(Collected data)
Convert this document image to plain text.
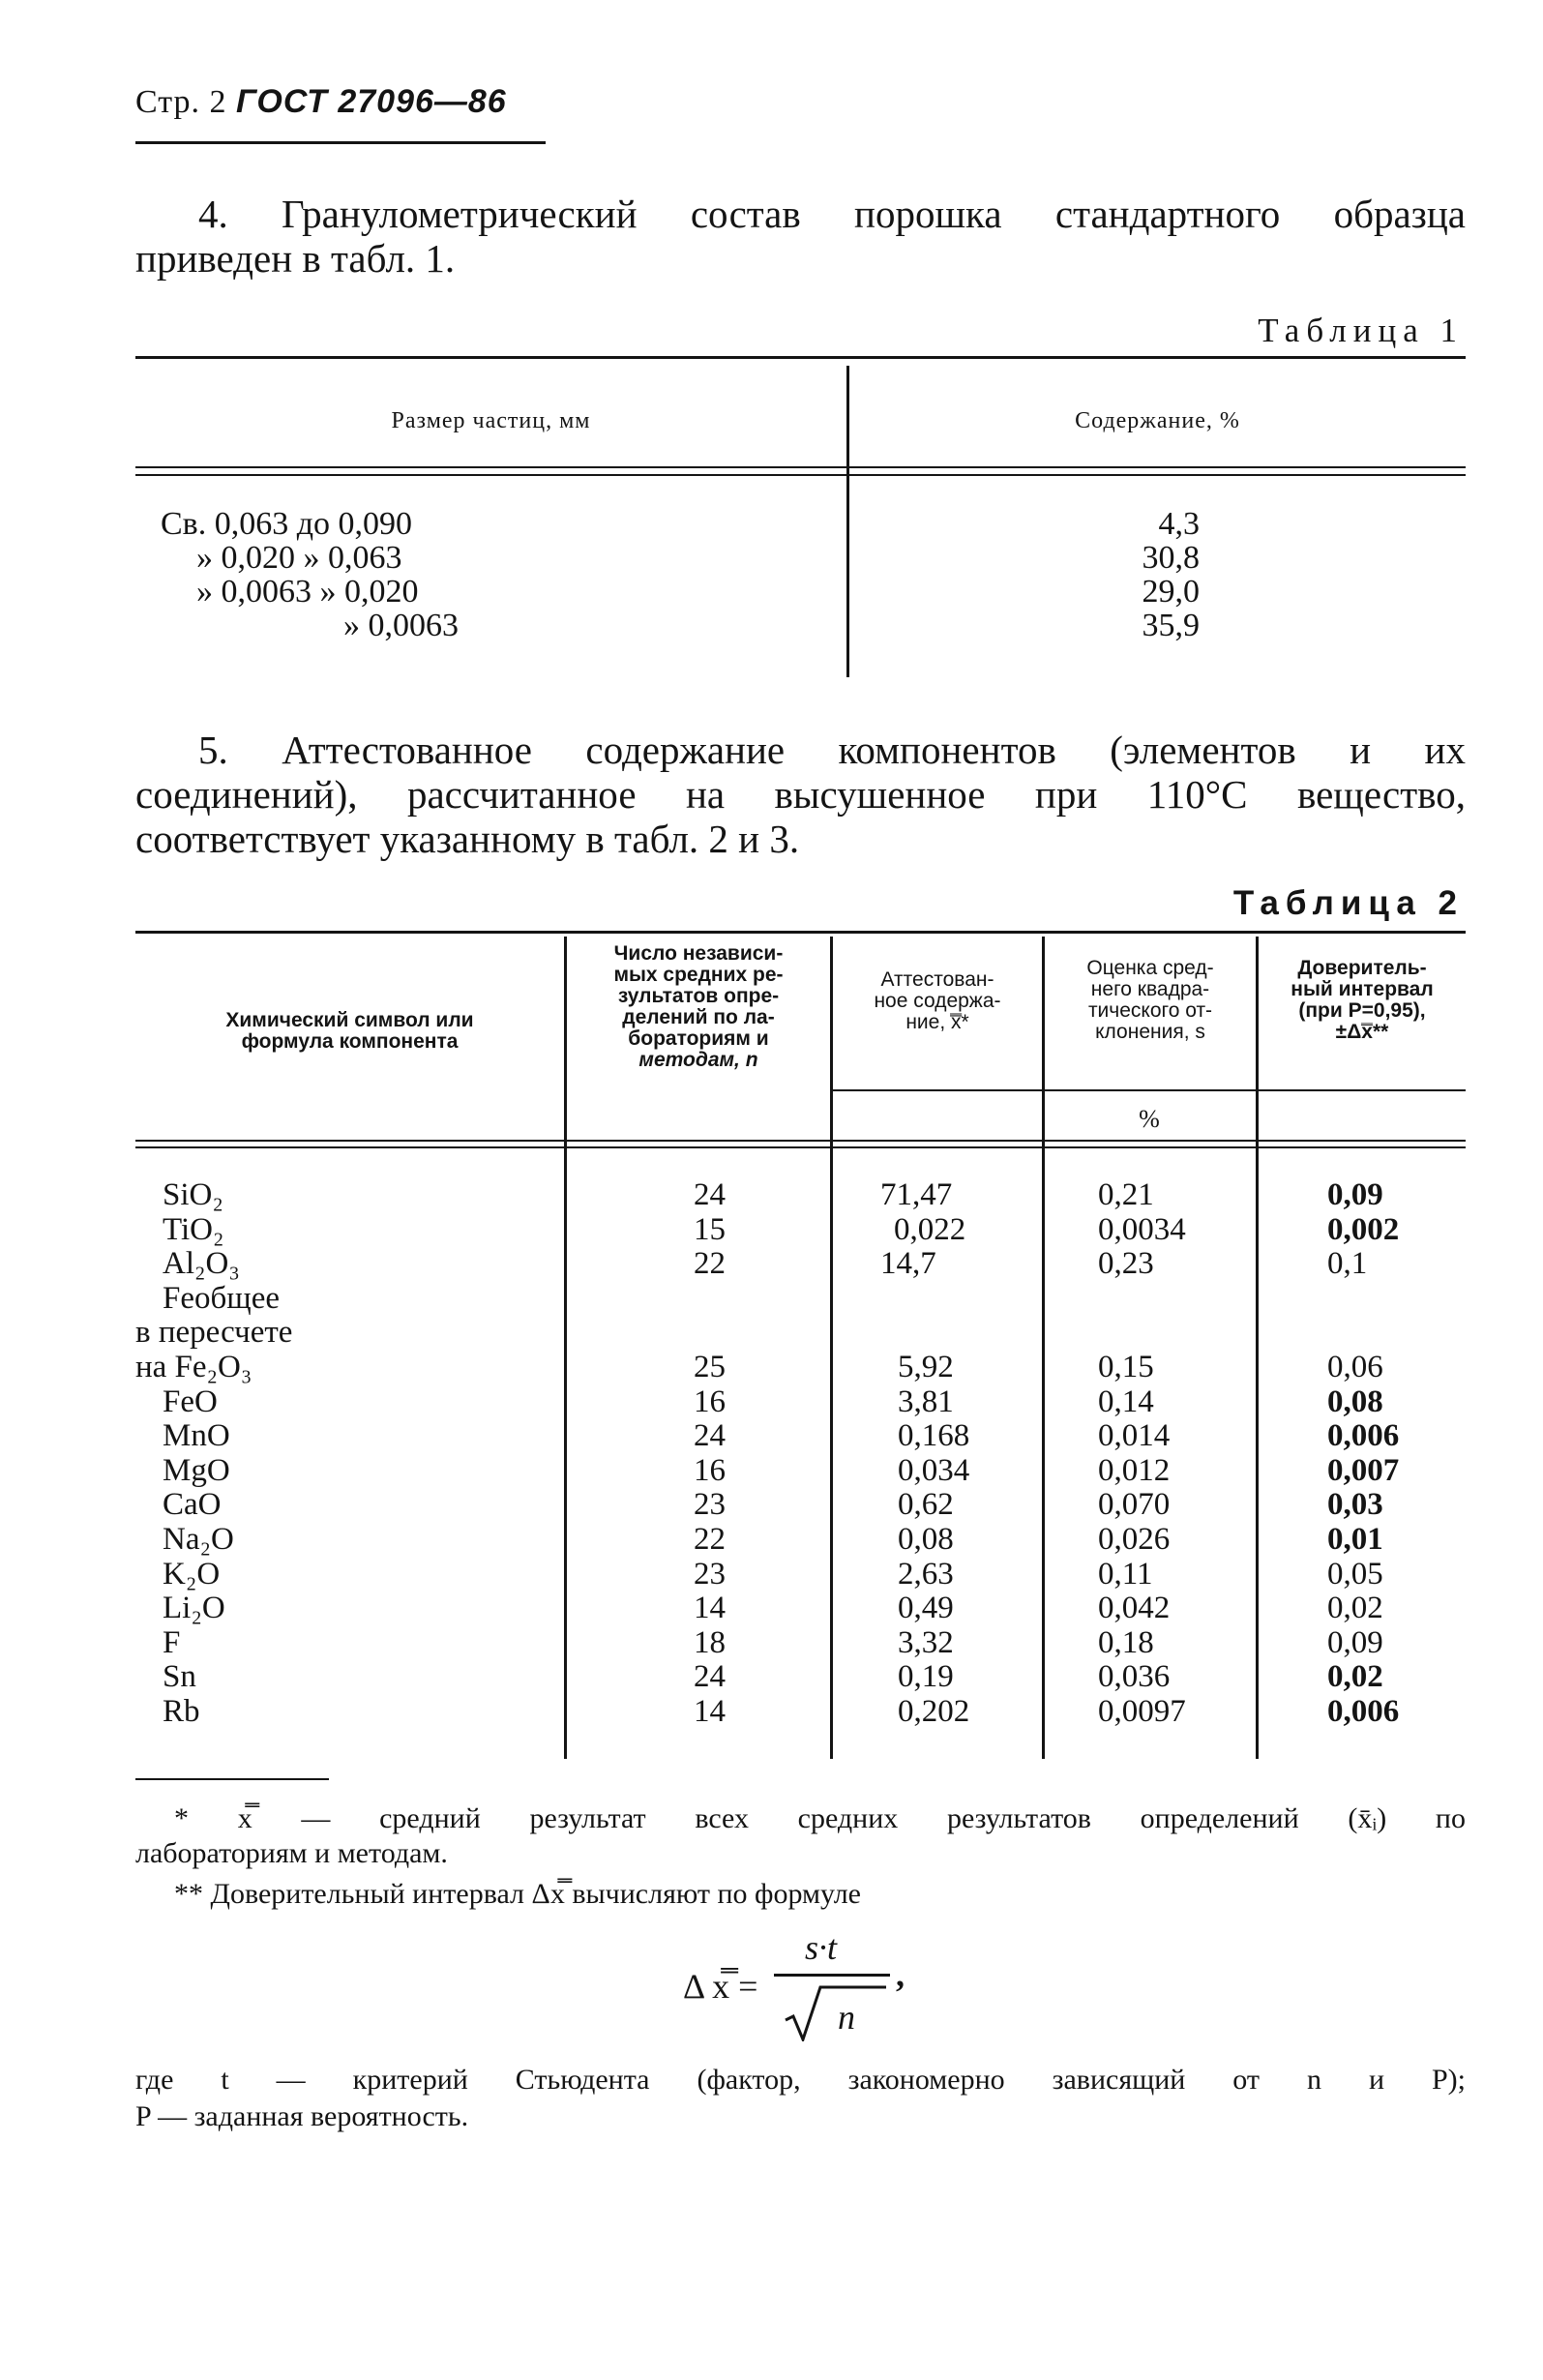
Стр. 2 ГОСТ 27096—86
4. Гранулометрический состав порошка стандартного образца
приведен в табл. 1.
Таблица 1
Размер частиц, мм	Содержание, %
Св. 0,063 до 0,090
» 0,020 » 0,063
» 0,0063 » 0,020
» 0,0063
4,3
30,8
29,0
35,9
5. Аттестованное содержание компонентов (элементов и их
соединений), рассчитанное на высушенное при 110°С вещество,
соответствует указанному в табл. 2 и 3.
Таблица 2
Химический символ или
формула компонента
Число независи-
мых средних ре-
зультатов опре-
делений по ла-
бораториям и
методам, n
Аттестован-
ное содержа-
ние, x̿*
Оценка сред-
него квадра-
тического от-
клонения, s
Доверитель-
ный интервал
(при P=0,95),
±Δx̿**
%
SiO₂
TiO₂
Al₂O₃
Feобщее
в пересчете
на Fe₂O₃
FeO
MnO
MgO
CaO
Na₂O
K₂O
Li₂O
F
Sn
Rb
24
15
22
25
16
24
16
23
22
23
14
18
24
14
71,47
0,022
14,7
5,92
3,81
0,168
0,034
0,62
0,08
2,63
0,49
3,32
0,19
0,202
0,21
0,0034
0,23
0,15
0,14
0,014
0,012
0,070
0,026
0,11
0,042
0,18
0,036
0,0097
0,09
0,002
0,1
0,06
0,08
0,006
0,007
0,03
0,01
0,05
0,02
0,09
0,02
0,006
* x̿ — средний результат всех средних результатов определений (x̄ᵢ) по
лабораториям и методам.
** Доверительный интервал Δx̿ вычисляют по формуле
Δ x̿ =
s·t
,
n
где t — критерий Стьюдента (фактор, закономерно зависящий от n и P);
P — заданная вероятность.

TASK REQUIREMENTS
Each entry shown above must be quoted exactly, with its pictures left out.

FINAL RESULT
Convert this document image to plain text.
Стр. 2 ГОСТ 27096—86
4. Гранулометрический состав порошка стандартного образца
приведен в табл. 1.
Таблица 1
Размер частиц, мм	Содержание, %
Св. 0,063 до 0,090
» 0,020 » 0,063
» 0,0063 » 0,020
» 0,0063
4,3
30,8
29,0
35,9
5. Аттестованное содержание компонентов (элементов и их
соединений), рассчитанное на высушенное при 110°С вещество,
соответствует указанному в табл. 2 и 3.
Таблица 2
Химический символ или
формула компонента
Число независи-
мых средних ре-
зультатов опре-
делений по ла-
бораториям и
методам, n
Аттестован-
ное содержа-
ние, x̿*
Оценка сред-
него квадра-
тического от-
клонения, s
Доверитель-
ный интервал
(при P=0,95),
±Δx̿**
%
SiO₂
TiO₂
Al₂O₃
Feобщее
в пересчете
на Fe₂O₃
FeO
MnO
MgO
CaO
Na₂O
K₂O
Li₂O
F
Sn
Rb
24
15
22
25
16
24
16
23
22
23
14
18
24
14
71,47
0,022
14,7
5,92
3,81
0,168
0,034
0,62
0,08
2,63
0,49
3,32
0,19
0,202
0,21
0,0034
0,23
0,15
0,14
0,014
0,012
0,070
0,026
0,11
0,042
0,18
0,036
0,0097
0,09
0,002
0,1
0,06
0,08
0,006
0,007
0,03
0,01
0,05
0,02
0,09
0,02
0,006
* x̿ — средний результат всех средних результатов определений (x̄ᵢ) по
лабораториям и методам.
** Доверительный интервал Δx̿ вычисляют по формуле
Δ x̿ =
s·t
,
n
где t — критерий Стьюдента (фактор, закономерно зависящий от n и P);
P — заданная вероятность.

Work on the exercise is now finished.